>> Begin Exercise input
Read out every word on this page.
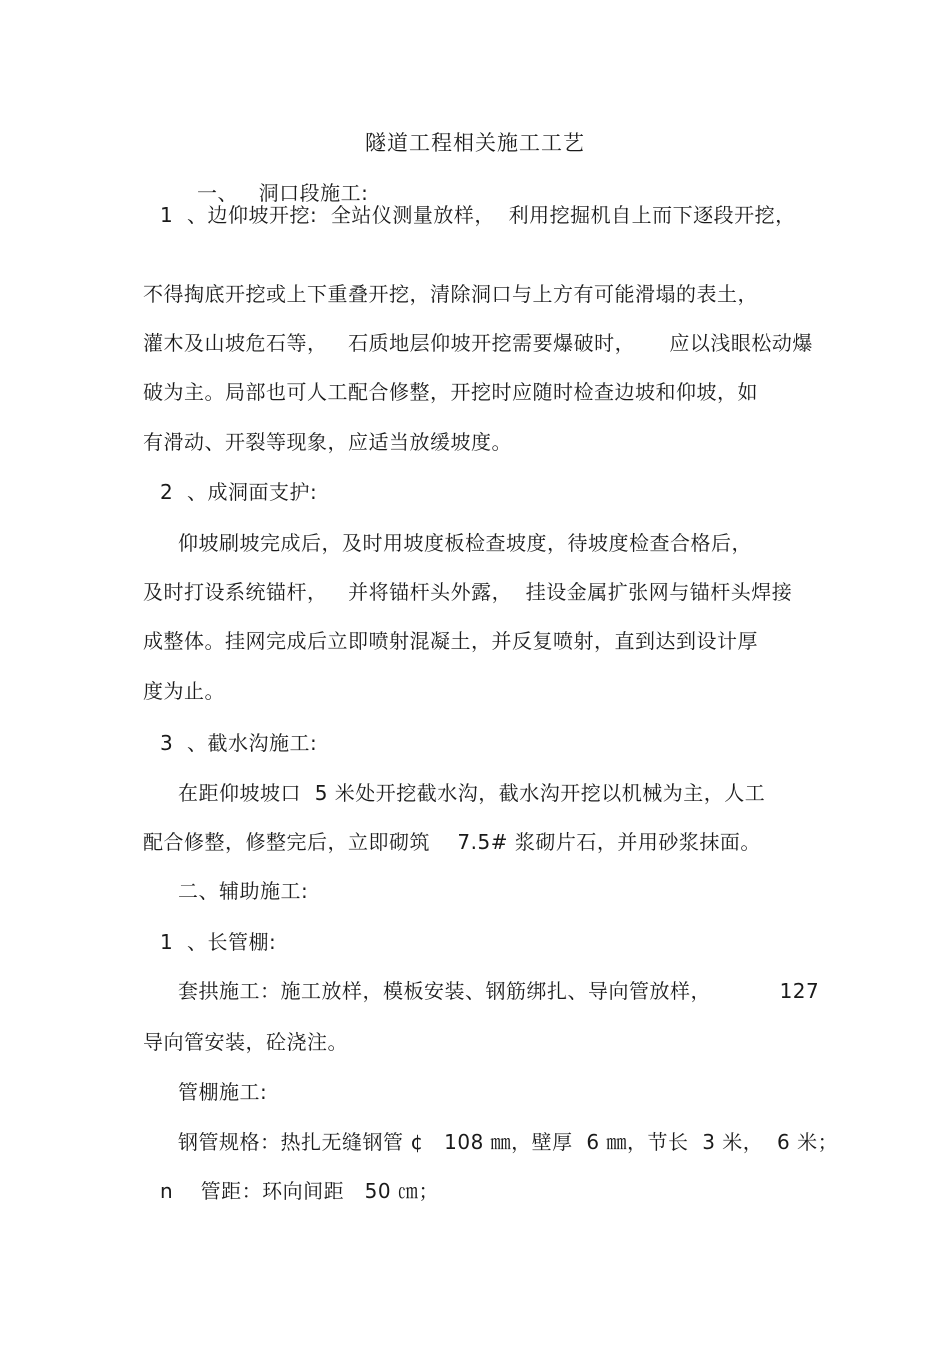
隧道工程相关施工工艺
一、   洞口段施工:
1  、边仰坡开挖:  全站仪测量放样，  利用挖掘机自上而下逐段开挖，
不得掏底开挖或上下重叠开挖，清除洞口与上方有可能滑塌的表土，
灌木及山坡危石等，   石质地层仰坡开挖需要爆破时，     应以浅眼松动爆
破为主。局部也可人工配合修整，开挖时应随时检查边坡和仰坡，如
有滑动、开裂等现象，应适当放缓坡度。
2  、成洞面支护:
仰坡刷坡完成后，及时用坡度板检查坡度，待坡度检查合格后，
及时打设系统锚杆，   并将锚杆头外露，  挂设金属扩张网与锚杆头焊接
成整体。挂网完成后立即喷射混凝土，并反复喷射，直到达到设计厚
度为止。
3  、截水沟施工:
在距仰坡坡口  5 米处开挖截水沟，截水沟开挖以机械为主，人工
配合修整，修整完后，立即砌筑    7.5# 浆砌片石，并用砂浆抹面。
二、辅助施工:
1  、长管棚:
套拱施工：施工放样，模板安装、钢筋绑扎、导向管放样，          127
导向管安装，砼浇注。
管棚施工:
钢管规格：热扎无缝钢管 ¢   108 ㎜，壁厚  6 ㎜，节长  3 米，  6 米；
n    管距：环向间距   50 ㎝；
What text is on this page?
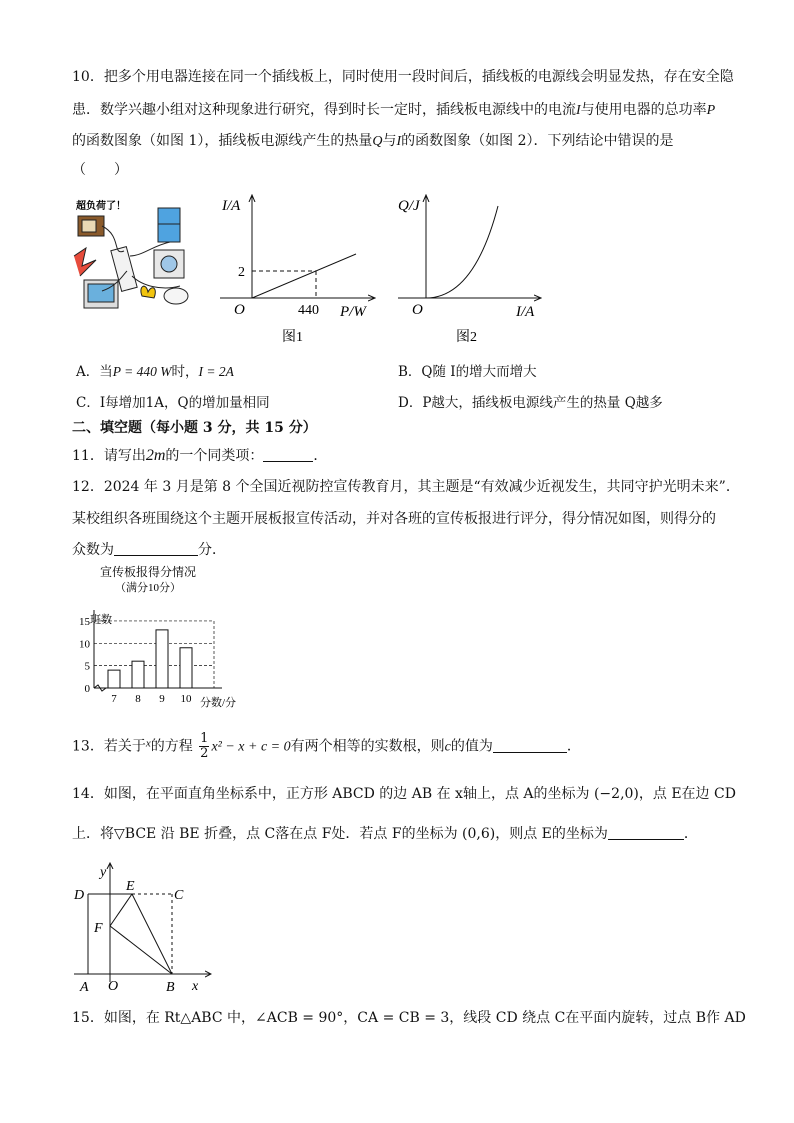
10．把多个用电器连接在同一个插线板上，同时使用一段时间后，插线板的电源线会明显发热，存在安全隐
患．数学兴趣小组对这种现象进行研究，得到时长一定时，插线板电源线中的电流I与使用电器的总功率P
的函数图象（如图 1），插线板电源线产生的热量Q与I的函数图象（如图 2）．下列结论中错误的是
（　　）
超负荷了！	I/A
P/W
O
2
440
图1
Q/J
I/A
O
图2
A．当P = 440 W时，I = 2A	B．Q随 I的增大而增大
C．I每增加1A，Q的增加量相同	D．P越大，插线板电源线产生的热量 Q越多
二、填空题（每小题 3 分，共 15 分）
11．请写出2m的一个同类项：	．
12．2024 年 3 月是第 8 个全国近视防控宣传教育月，其主题是“有效减少近视发生，共同守护光明未来”．
某校组织各班围绕这个主题开展板报宣传活动，并对各班的宣传板报进行评分，得分情况如图，则得分的
众数为	分．
宣传板报得分情况
（满分10分）
班数
分数/分
0
5
10
15
7 8 9 10
13．若关于$^x$的方程 $\frac{1}{2} x^2 - x + c = 0$有两个相等的实数根，则c的值为	．
14．如图，在平面直角坐标系中，正方形 ABCD 的边 AB 在 x轴上，点 A的坐标为 (−2,0)，点 E在边 CD
上．将▽BCE 沿 BE 折叠，点 C落在点 F处．若点 F的坐标为 (0,6)，则点 E的坐标为	．
y
x
D
E
C
F
A O	B
15．如图，在 Rt△ABC 中，∠ACB = 90°，CA = CB = 3，线段 CD 绕点 C在平面内旋转，过点 B作 AD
>> End Exercise input
**What is needed:** Find all the lines containing "page" in the material, then copy them.

**Output of the task:**
Read out every word on this page.
What text is on this page?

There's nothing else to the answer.